*Data for this exercise:*
▼
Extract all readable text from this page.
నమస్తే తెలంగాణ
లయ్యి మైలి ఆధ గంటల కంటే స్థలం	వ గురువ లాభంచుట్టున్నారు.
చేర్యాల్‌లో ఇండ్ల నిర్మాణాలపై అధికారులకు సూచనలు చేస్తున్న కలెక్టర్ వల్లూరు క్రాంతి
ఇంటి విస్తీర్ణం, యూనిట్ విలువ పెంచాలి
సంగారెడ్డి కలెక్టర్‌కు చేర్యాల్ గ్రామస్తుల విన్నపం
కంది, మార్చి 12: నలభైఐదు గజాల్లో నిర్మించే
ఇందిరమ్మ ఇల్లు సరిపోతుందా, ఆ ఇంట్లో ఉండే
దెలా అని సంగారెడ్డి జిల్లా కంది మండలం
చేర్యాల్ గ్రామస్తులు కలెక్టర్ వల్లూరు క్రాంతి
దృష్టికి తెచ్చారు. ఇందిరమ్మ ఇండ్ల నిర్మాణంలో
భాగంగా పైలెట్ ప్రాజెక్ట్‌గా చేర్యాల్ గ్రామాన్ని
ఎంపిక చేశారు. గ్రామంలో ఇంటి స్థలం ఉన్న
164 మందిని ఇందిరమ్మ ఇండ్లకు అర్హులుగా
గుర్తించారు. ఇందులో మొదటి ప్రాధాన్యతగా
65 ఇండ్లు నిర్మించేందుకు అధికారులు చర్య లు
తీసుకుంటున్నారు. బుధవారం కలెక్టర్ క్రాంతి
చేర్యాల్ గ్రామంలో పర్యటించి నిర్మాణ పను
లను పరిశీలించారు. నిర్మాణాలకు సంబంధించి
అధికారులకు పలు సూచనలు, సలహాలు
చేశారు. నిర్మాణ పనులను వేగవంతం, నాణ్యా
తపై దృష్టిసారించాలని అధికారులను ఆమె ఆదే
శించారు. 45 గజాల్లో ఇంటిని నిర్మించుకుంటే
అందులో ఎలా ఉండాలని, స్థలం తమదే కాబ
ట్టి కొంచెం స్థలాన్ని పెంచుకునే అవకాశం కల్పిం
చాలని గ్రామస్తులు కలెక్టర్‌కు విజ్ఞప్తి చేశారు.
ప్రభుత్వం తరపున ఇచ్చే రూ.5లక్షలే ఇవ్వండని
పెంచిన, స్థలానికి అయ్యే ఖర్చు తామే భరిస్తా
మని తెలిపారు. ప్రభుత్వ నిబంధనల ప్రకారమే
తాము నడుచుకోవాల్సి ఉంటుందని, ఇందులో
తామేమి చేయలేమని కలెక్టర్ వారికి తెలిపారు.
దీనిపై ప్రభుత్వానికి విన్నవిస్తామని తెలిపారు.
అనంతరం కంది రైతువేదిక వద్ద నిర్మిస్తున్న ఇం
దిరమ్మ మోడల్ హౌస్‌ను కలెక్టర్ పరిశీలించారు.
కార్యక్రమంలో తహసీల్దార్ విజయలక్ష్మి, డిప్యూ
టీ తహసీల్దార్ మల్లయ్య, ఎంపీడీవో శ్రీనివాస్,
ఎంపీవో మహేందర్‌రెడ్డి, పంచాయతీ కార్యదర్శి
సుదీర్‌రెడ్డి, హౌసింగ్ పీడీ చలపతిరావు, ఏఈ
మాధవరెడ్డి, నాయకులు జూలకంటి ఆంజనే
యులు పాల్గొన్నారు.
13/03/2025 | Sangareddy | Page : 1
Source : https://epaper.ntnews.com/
▲
*What to do:* Please restate the whole listing word for word.

*Answer:*
Extract all readable text from this page.
నమస్తే తెలంగాణ
లయ్యి మైలి ఆధ గంటల కంటే స్థలం	వ గురువ లాభంచుట్టున్నారు.
చేర్యాల్‌లో ఇండ్ల నిర్మాణాలపై అధికారులకు సూచనలు చేస్తున్న కలెక్టర్ వల్లూరు క్రాంతి
ఇంటి విస్తీర్ణం, యూనిట్ విలువ పెంచాలి
సంగారెడ్డి కలెక్టర్‌కు చేర్యాల్ గ్రామస్తుల విన్నపం
కంది, మార్చి 12: నలభైఐదు గజాల్లో నిర్మించే
ఇందిరమ్మ ఇల్లు సరిపోతుందా, ఆ ఇంట్లో ఉండే
దెలా అని సంగారెడ్డి జిల్లా కంది మండలం
చేర్యాల్ గ్రామస్తులు కలెక్టర్ వల్లూరు క్రాంతి
దృష్టికి తెచ్చారు. ఇందిరమ్మ ఇండ్ల నిర్మాణంలో
భాగంగా పైలెట్ ప్రాజెక్ట్‌గా చేర్యాల్ గ్రామాన్ని
ఎంపిక చేశారు. గ్రామంలో ఇంటి స్థలం ఉన్న
164 మందిని ఇందిరమ్మ ఇండ్లకు అర్హులుగా
గుర్తించారు. ఇందులో మొదటి ప్రాధాన్యతగా
65 ఇండ్లు నిర్మించేందుకు అధికారులు చర్య లు
తీసుకుంటున్నారు. బుధవారం కలెక్టర్ క్రాంతి
చేర్యాల్ గ్రామంలో పర్యటించి నిర్మాణ పను
లను పరిశీలించారు. నిర్మాణాలకు సంబంధించి
అధికారులకు పలు సూచనలు, సలహాలు
చేశారు. నిర్మాణ పనులను వేగవంతం, నాణ్యా
తపై దృష్టిసారించాలని అధికారులను ఆమె ఆదే
శించారు. 45 గజాల్లో ఇంటిని నిర్మించుకుంటే
అందులో ఎలా ఉండాలని, స్థలం తమదే కాబ
ట్టి కొంచెం స్థలాన్ని పెంచుకునే అవకాశం కల్పిం
చాలని గ్రామస్తులు కలెక్టర్‌కు విజ్ఞప్తి చేశారు.
ప్రభుత్వం తరపున ఇచ్చే రూ.5లక్షలే ఇవ్వండని
పెంచిన, స్థలానికి అయ్యే ఖర్చు తామే భరిస్తా
మని తెలిపారు. ప్రభుత్వ నిబంధనల ప్రకారమే
తాము నడుచుకోవాల్సి ఉంటుందని, ఇందులో
తామేమి చేయలేమని కలెక్టర్ వారికి తెలిపారు.
దీనిపై ప్రభుత్వానికి విన్నవిస్తామని తెలిపారు.
అనంతరం కంది రైతువేదిక వద్ద నిర్మిస్తున్న ఇం
దిరమ్మ మోడల్ హౌస్‌ను కలెక్టర్ పరిశీలించారు.
కార్యక్రమంలో తహసీల్దార్ విజయలక్ష్మి, డిప్యూ
టీ తహసీల్దార్ మల్లయ్య, ఎంపీడీవో శ్రీనివాస్,
ఎంపీవో మహేందర్‌రెడ్డి, పంచాయతీ కార్యదర్శి
సుదీర్‌రెడ్డి, హౌసింగ్ పీడీ చలపతిరావు, ఏఈ
మాధవరెడ్డి, నాయకులు జూలకంటి ఆంజనే
యులు పాల్గొన్నారు.
13/03/2025 | Sangareddy | Page : 1
Source : https://epaper.ntnews.com/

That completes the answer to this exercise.